Task:
From the voxnet page, extract the passage starting at "You can do something" and ending at "3D ShapeNet project.", copying every word as it stands.

------ Excerpt ------

/voxnet

3D/Volumetric Convolutional Neural Networks with Theano+Lasagne

Primary LanguagePythonOtherNOASSERTION

voxnet

3D/Volumetric Convolutional Neural Networks with Theano+Lasagne.

example rendering

Installation

voxnet is based on Theano and Lasagne.

You will also need path.py and scikit-learn. Scikit-learn is used purely for evaluation of accuracy and is an easily removable dependency.

You can do something like

git clone git@github.com:dimatura/voxnet.git
cd voxnet
pip install --editable .

ModelNet10 Example

Get data

In this example we will use the ModelNet 10 dataset, from the excellent 3D ShapeNet project.

To make our life easier we will use the voxelized version, which is included in the source code distribution. Unfortunately, it comes in evil .mat files, so we will convert them to a more python-friendly data format first.

scripts/download_shapenet10.sh will try to download and convert the data for you. This may take a while.

# scripts/download_shapenet10.sh
wget http://3dshapenets.cs.princeton.edu/3DShapeNetsCode.zip 
unzip 3DShapeNetsCode
python convert_shapenet10.py 3DShapeNets

If you're curious, the data format is simply a tar file consisting of zlib-compressed .npy files. Simple and effective!

Train model

We will be messy and do everything in the scripts/ directory.

cd scripts/
python train.py config/shapenet10.py shapenet10_train.tar

config/shapenet10.py stores the model architecture and hyperparameters related to training as Python code. train.py loads this code dynamically, compiles the Theano model, and begins training with the data from shapenet10_train.tar. Note that compiling the Theano model might around a minute for the first execution. As soon as training begins, metrics will be printed to stdout and learned weights are periodically saved to weights.npz.

------ Dataset section ------

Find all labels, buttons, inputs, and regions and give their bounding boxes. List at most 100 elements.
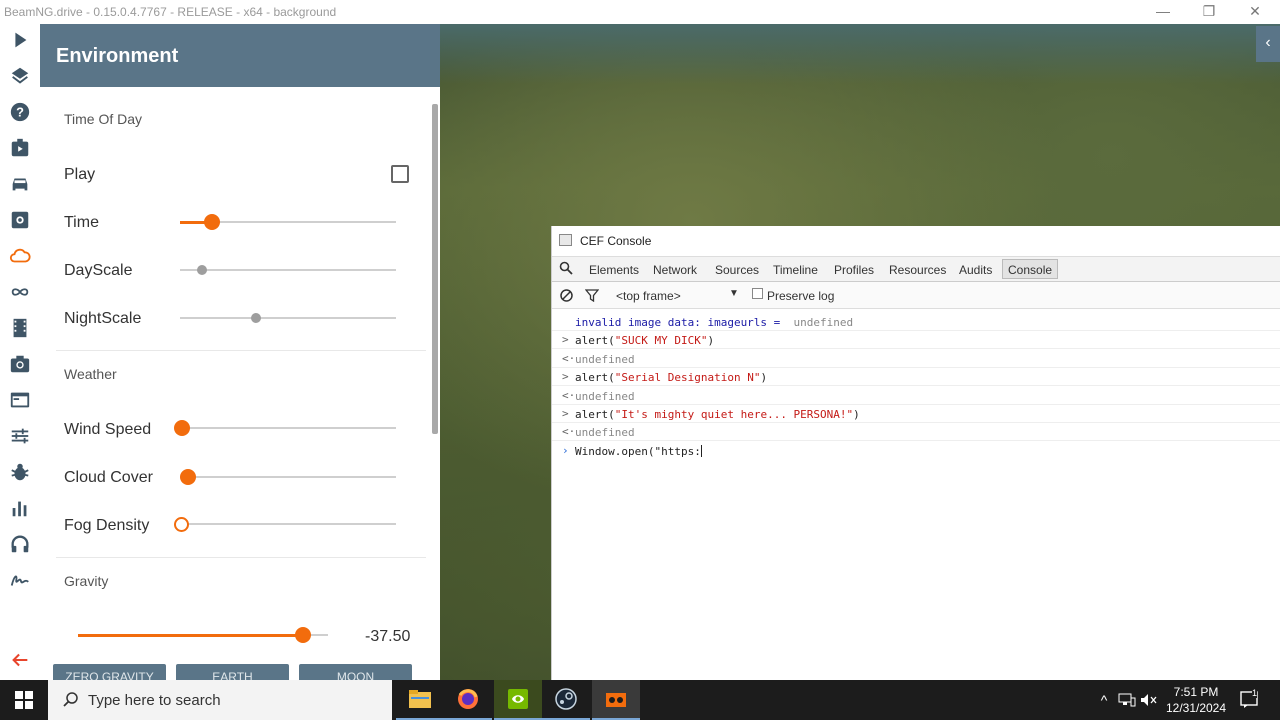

------

Task solution:
You can do something like

git clone git@github.com:dimatura/voxnet.git
cd voxnet
pip install --editable .

ModelNet10 Example

Get data

In this example we will use the ModelNet 10 dataset, from the excellent 3D ShapeNet project.